Material to process.
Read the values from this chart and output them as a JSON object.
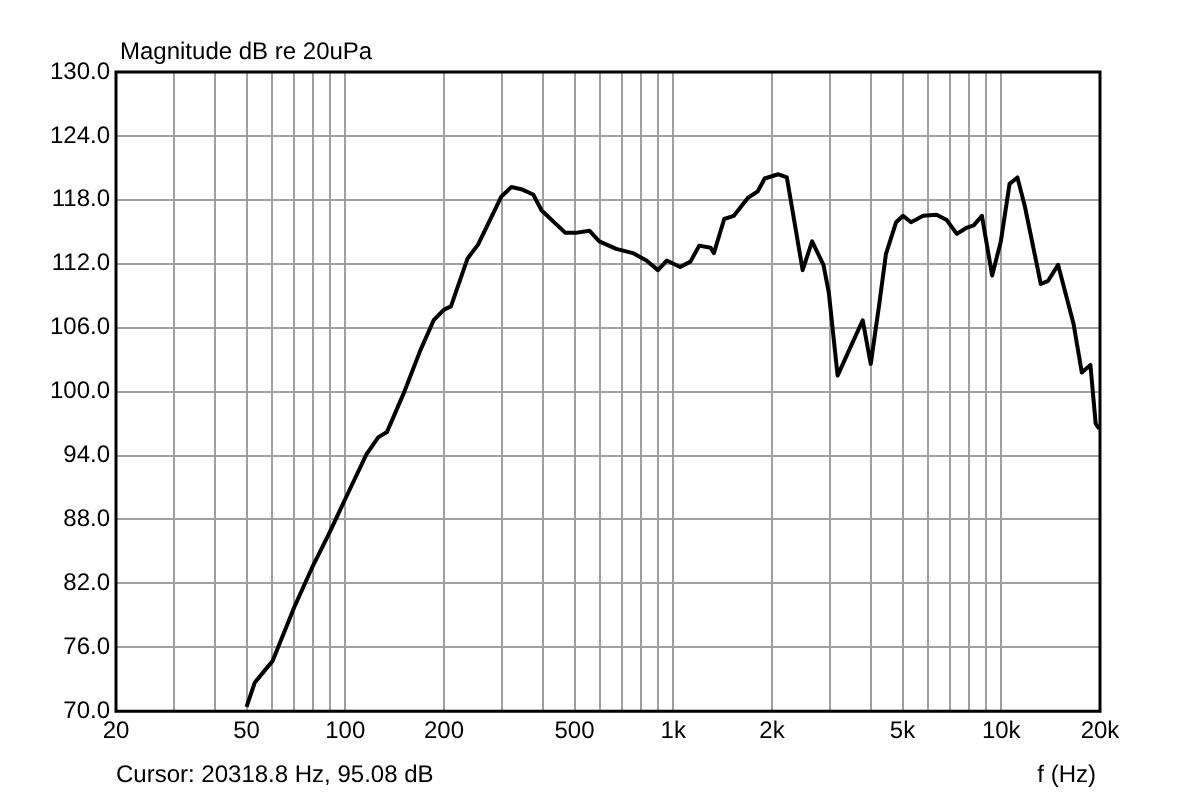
{
  "chart_data": {
    "type": "line",
    "ylabel": "Magnitude dB re 20uPa",
    "xlabel": "f (Hz)",
    "annotations": [
      "Cursor: 20318.8 Hz, 95.08 dB"
    ],
    "log": "x",
    "grid": true,
    "legend": false,
    "marker": "none",
    "line_style": "solid",
    "xlim": [
      20,
      20000
    ],
    "xticks": [
      20,
      {
        "value": 30,
        "label": null
      },
      {
        "value": 40,
        "label": null
      },
      50,
      {
        "value": 60,
        "label": null
      },
      {
        "value": 70,
        "label": null
      },
      {
        "value": 80,
        "label": null
      },
      {
        "value": 90,
        "label": null
      },
      100,
      200,
      {
        "value": 300,
        "label": null
      },
      {
        "value": 400,
        "label": null
      },
      500,
      {
        "value": 600,
        "label": null
      },
      {
        "value": 700,
        "label": null
      },
      {
        "value": 800,
        "label": null
      },
      {
        "value": 900,
        "label": null
      },
      {
        "value": 1000,
        "label": "1k"
      },
      {
        "value": 2000,
        "label": "2k"
      },
      {
        "value": 3000,
        "label": null
      },
      {
        "value": 4000,
        "label": null
      },
      {
        "value": 5000,
        "label": "5k"
      },
      {
        "value": 6000,
        "label": null
      },
      {
        "value": 7000,
        "label": null
      },
      {
        "value": 8000,
        "label": null
      },
      {
        "value": 9000,
        "label": null
      },
      {
        "value": 10000,
        "label": "10k"
      },
      {
        "value": 20000,
        "label": "20k"
      }
    ],
    "ylim": [
      70,
      130
    ],
    "yticks": [
      {
        "value": 70,
        "label": "70.0"
      },
      {
        "value": 76,
        "label": "76.0"
      },
      {
        "value": 82,
        "label": "82.0"
      },
      {
        "value": 88,
        "label": "88.0"
      },
      {
        "value": 94,
        "label": "94.0"
      },
      {
        "value": 100,
        "label": "100.0"
      },
      {
        "value": 106,
        "label": "106.0"
      },
      {
        "value": 112,
        "label": "112.0"
      },
      {
        "value": 118,
        "label": "118.0"
      },
      {
        "value": 124,
        "label": "124.0"
      },
      {
        "value": 130,
        "label": "130.0"
      }
    ],
    "x": [
      50,
      53,
      60,
      70,
      79,
      89,
      101,
      116,
      126,
      134,
      151,
      169,
      186,
      200,
      210,
      236,
      254,
      299,
      321,
      344,
      374,
      397,
      469,
      504,
      555,
      595,
      670,
      753,
      828,
      898,
      955,
      1050,
      1128,
      1200,
      1300,
      1330,
      1430,
      1530,
      1690,
      1810,
      1900,
      2090,
      2220,
      2480,
      2650,
      2870,
      2980,
      3170,
      3780,
      4000,
      4250,
      4450,
      4780,
      5020,
      5310,
      5780,
      6350,
      6820,
      7320,
      7860,
      8240,
      8730,
      9380,
      9970,
      10600,
      11200,
      11800,
      13200,
      13900,
      14900,
      16600,
      17600,
      18700,
      19400,
      19900
    ],
    "series": [
      {
        "color": "#000000",
        "values": [
          70.4,
          72.7,
          74.7,
          79.8,
          83.4,
          86.6,
          90.2,
          94.1,
          95.7,
          96.2,
          99.9,
          103.8,
          106.7,
          107.7,
          108.0,
          112.5,
          113.8,
          118.3,
          119.2,
          119.0,
          118.5,
          117.0,
          114.9,
          114.9,
          115.1,
          114.1,
          113.4,
          113.0,
          112.3,
          111.4,
          112.3,
          111.7,
          112.2,
          113.7,
          113.5,
          113.0,
          116.2,
          116.5,
          118.2,
          118.8,
          120.0,
          120.4,
          120.1,
          111.4,
          114.1,
          111.9,
          109.3,
          101.5,
          106.7,
          102.6,
          108.3,
          112.9,
          115.9,
          116.5,
          115.9,
          116.5,
          116.6,
          116.1,
          114.8,
          115.4,
          115.6,
          116.5,
          110.9,
          114.1,
          119.5,
          120.1,
          117.4,
          110.1,
          110.4,
          111.9,
          106.4,
          101.8,
          102.5,
          97.0,
          96.5
        ]
      }
    ]
  }
}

Exercise aim. Scan the listing above. Gather each line that contains the word "values".

Answer for this exercise.
Read the values from this chart and output them as a JSON object.
        "values": [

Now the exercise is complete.